#### Provided data

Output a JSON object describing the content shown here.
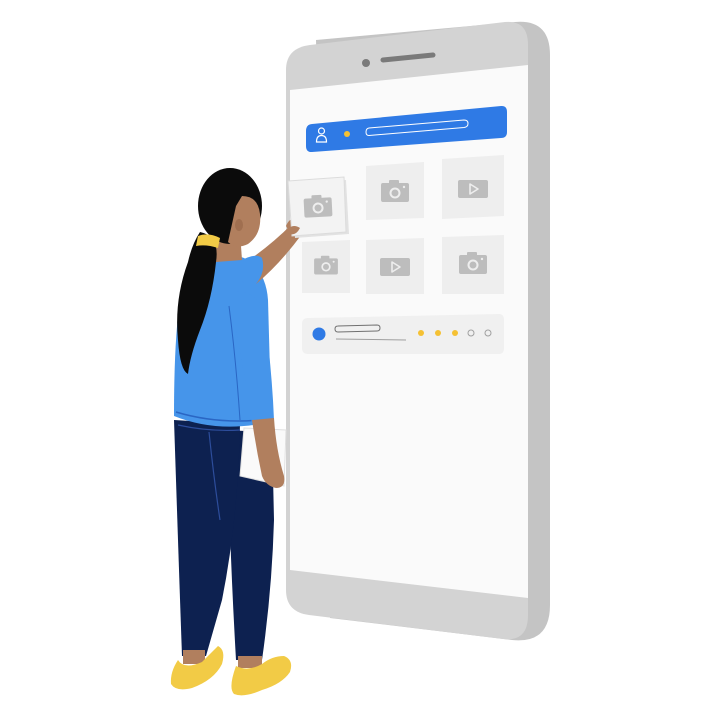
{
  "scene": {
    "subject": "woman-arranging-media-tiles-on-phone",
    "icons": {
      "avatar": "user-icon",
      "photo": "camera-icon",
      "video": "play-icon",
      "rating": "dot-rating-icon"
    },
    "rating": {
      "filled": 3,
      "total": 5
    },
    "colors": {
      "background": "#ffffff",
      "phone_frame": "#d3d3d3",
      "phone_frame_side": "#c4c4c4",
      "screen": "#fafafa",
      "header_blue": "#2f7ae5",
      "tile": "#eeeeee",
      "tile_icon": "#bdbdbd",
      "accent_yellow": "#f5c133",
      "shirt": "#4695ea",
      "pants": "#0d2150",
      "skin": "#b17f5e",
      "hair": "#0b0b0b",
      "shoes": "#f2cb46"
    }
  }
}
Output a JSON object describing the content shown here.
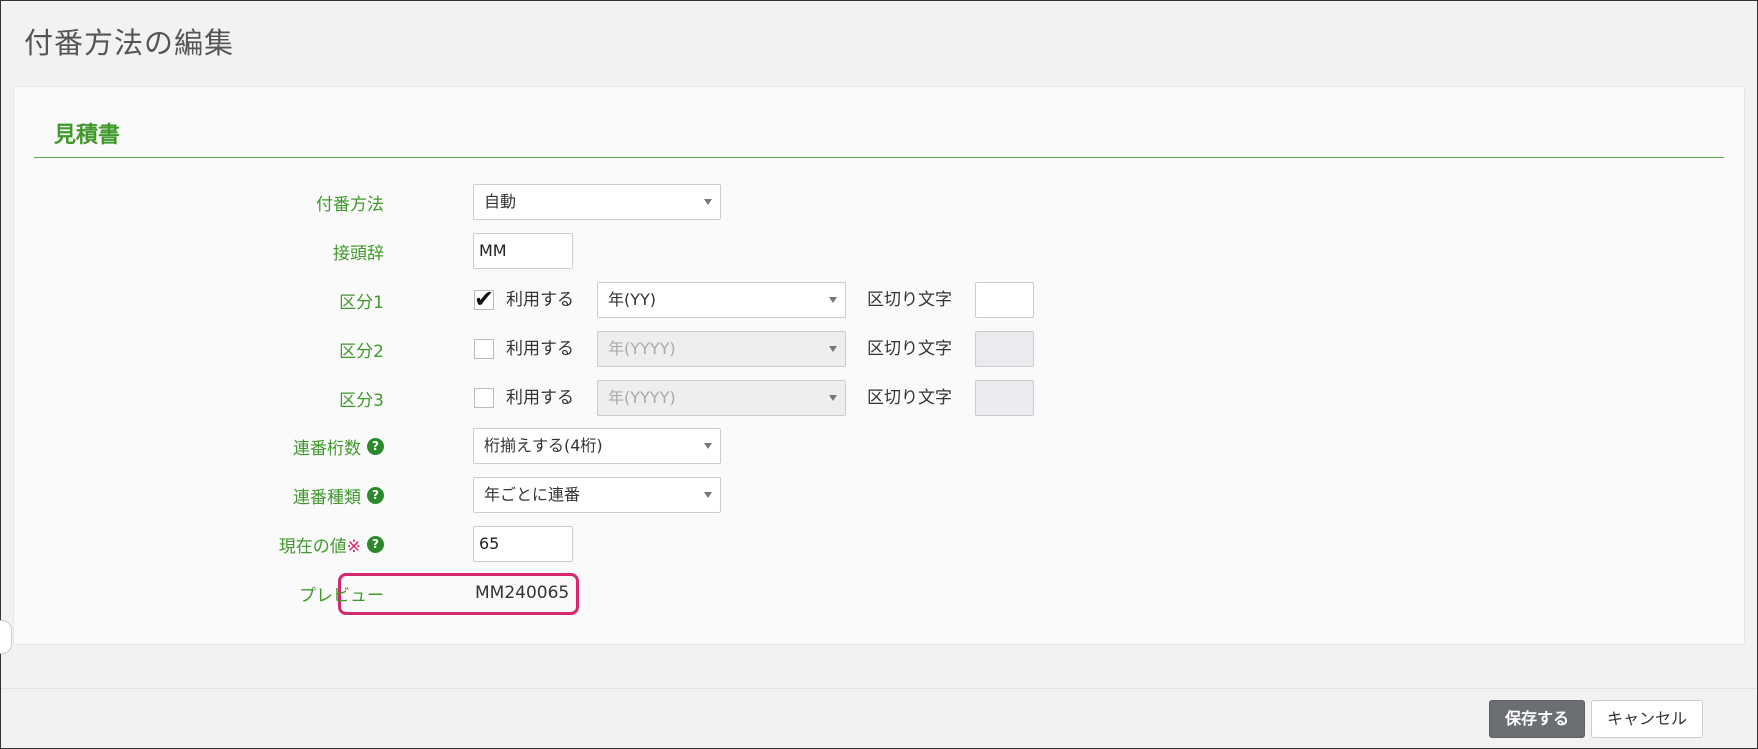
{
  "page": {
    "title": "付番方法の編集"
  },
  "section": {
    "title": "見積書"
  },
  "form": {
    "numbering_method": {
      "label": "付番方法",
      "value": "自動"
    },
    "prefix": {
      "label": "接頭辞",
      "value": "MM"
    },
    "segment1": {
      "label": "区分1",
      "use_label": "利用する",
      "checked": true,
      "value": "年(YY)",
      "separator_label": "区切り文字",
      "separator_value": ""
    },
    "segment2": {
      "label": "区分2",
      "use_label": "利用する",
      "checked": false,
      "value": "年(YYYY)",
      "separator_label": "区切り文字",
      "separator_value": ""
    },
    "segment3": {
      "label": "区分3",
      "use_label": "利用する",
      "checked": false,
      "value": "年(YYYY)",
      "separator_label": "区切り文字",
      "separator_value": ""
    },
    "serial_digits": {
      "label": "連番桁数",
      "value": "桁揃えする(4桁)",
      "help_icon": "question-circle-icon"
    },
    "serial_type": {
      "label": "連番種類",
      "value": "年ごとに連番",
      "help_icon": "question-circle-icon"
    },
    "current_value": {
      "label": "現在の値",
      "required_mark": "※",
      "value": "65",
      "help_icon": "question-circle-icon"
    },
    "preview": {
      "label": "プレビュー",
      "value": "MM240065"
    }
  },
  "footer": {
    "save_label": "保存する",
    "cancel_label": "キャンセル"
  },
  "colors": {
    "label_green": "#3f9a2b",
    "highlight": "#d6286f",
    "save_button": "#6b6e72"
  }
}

########
#### Provided data

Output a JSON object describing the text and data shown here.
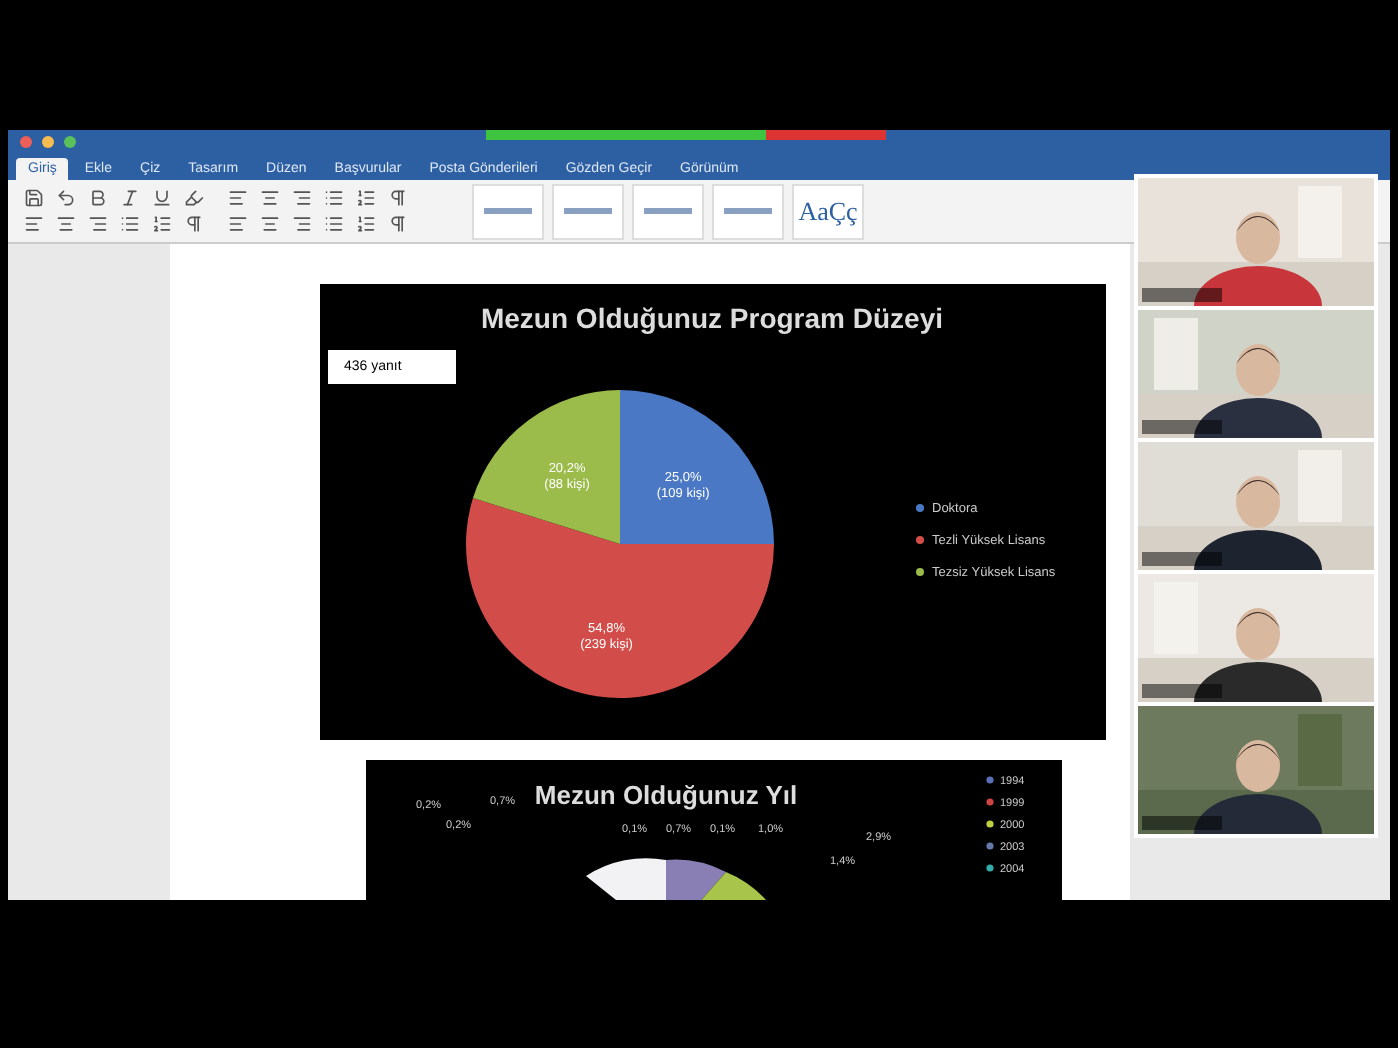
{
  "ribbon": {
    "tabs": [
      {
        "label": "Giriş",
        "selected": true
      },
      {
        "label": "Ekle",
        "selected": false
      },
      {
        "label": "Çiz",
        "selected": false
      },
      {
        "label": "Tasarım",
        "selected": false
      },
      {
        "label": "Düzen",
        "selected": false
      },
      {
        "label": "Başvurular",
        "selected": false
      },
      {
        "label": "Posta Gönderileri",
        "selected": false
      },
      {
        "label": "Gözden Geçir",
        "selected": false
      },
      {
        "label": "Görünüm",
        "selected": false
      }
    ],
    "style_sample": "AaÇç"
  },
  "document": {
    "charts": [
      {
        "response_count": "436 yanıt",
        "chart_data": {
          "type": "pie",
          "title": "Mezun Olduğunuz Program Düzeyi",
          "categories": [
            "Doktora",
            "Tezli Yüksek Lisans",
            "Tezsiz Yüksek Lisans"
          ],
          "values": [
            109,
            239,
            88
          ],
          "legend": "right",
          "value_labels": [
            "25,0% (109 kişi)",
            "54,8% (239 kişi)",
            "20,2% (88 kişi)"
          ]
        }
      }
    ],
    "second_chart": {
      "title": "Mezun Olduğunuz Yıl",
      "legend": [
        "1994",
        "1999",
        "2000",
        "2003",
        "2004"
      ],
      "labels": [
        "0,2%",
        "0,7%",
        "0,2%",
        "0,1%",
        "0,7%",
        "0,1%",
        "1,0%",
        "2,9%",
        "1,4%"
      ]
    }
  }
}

########

**What this task involves**. Copy out all lines that carry the word "Olduğunuz".

**Solution**.
          "title": "Mezun Olduğunuz Program Düzeyi",
      "title": "Mezun Olduğunuz Yıl",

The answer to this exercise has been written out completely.